- **Given data**
____________
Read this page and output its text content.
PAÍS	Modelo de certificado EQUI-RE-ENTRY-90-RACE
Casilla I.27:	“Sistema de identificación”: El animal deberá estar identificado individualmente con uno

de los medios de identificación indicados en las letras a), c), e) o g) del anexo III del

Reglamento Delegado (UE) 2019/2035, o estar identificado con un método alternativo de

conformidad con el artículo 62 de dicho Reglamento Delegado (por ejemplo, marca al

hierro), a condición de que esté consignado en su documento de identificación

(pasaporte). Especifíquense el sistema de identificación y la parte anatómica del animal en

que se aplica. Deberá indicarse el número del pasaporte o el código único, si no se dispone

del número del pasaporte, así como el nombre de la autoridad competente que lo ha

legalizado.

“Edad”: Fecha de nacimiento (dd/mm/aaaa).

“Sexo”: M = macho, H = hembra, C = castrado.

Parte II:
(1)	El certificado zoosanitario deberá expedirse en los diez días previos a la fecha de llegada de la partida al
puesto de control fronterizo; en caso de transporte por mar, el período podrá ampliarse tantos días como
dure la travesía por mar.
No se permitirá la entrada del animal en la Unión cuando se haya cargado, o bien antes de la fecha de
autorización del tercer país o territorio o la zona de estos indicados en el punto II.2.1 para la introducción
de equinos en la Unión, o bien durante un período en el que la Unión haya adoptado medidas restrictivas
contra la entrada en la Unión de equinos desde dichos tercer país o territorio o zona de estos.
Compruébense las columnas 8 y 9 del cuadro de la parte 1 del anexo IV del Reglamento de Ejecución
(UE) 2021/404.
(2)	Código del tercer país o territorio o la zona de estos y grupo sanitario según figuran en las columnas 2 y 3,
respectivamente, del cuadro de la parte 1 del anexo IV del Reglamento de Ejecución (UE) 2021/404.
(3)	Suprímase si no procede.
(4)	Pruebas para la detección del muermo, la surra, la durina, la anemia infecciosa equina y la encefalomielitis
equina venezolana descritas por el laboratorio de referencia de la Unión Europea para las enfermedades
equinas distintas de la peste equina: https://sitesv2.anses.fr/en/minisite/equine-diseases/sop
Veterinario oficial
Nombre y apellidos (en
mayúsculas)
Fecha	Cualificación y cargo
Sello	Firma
____________
- **Exercise objective**
Give an exact repetition of all the material.

- **Answer to the task**
Read this page and output its text content.
PAÍS	Modelo de certificado EQUI-RE-ENTRY-90-RACE
Casilla I.27:	“Sistema de identificación”: El animal deberá estar identificado individualmente con uno

de los medios de identificación indicados en las letras a), c), e) o g) del anexo III del

Reglamento Delegado (UE) 2019/2035, o estar identificado con un método alternativo de

conformidad con el artículo 62 de dicho Reglamento Delegado (por ejemplo, marca al

hierro), a condición de que esté consignado en su documento de identificación

(pasaporte). Especifíquense el sistema de identificación y la parte anatómica del animal en

que se aplica. Deberá indicarse el número del pasaporte o el código único, si no se dispone

del número del pasaporte, así como el nombre de la autoridad competente que lo ha

legalizado.

“Edad”: Fecha de nacimiento (dd/mm/aaaa).

“Sexo”: M = macho, H = hembra, C = castrado.

Parte II:
(1)	El certificado zoosanitario deberá expedirse en los diez días previos a la fecha de llegada de la partida al
puesto de control fronterizo; en caso de transporte por mar, el período podrá ampliarse tantos días como
dure la travesía por mar.
No se permitirá la entrada del animal en la Unión cuando se haya cargado, o bien antes de la fecha de
autorización del tercer país o territorio o la zona de estos indicados en el punto II.2.1 para la introducción
de equinos en la Unión, o bien durante un período en el que la Unión haya adoptado medidas restrictivas
contra la entrada en la Unión de equinos desde dichos tercer país o territorio o zona de estos.
Compruébense las columnas 8 y 9 del cuadro de la parte 1 del anexo IV del Reglamento de Ejecución
(UE) 2021/404.
(2)	Código del tercer país o territorio o la zona de estos y grupo sanitario según figuran en las columnas 2 y 3,
respectivamente, del cuadro de la parte 1 del anexo IV del Reglamento de Ejecución (UE) 2021/404.
(3)	Suprímase si no procede.
(4)	Pruebas para la detección del muermo, la surra, la durina, la anemia infecciosa equina y la encefalomielitis
equina venezolana descritas por el laboratorio de referencia de la Unión Europea para las enfermedades
equinas distintas de la peste equina: https://sitesv2.anses.fr/en/minisite/equine-diseases/sop
Veterinario oficial
Nombre y apellidos (en
mayúsculas)
Fecha	Cualificación y cargo
Sello	Firma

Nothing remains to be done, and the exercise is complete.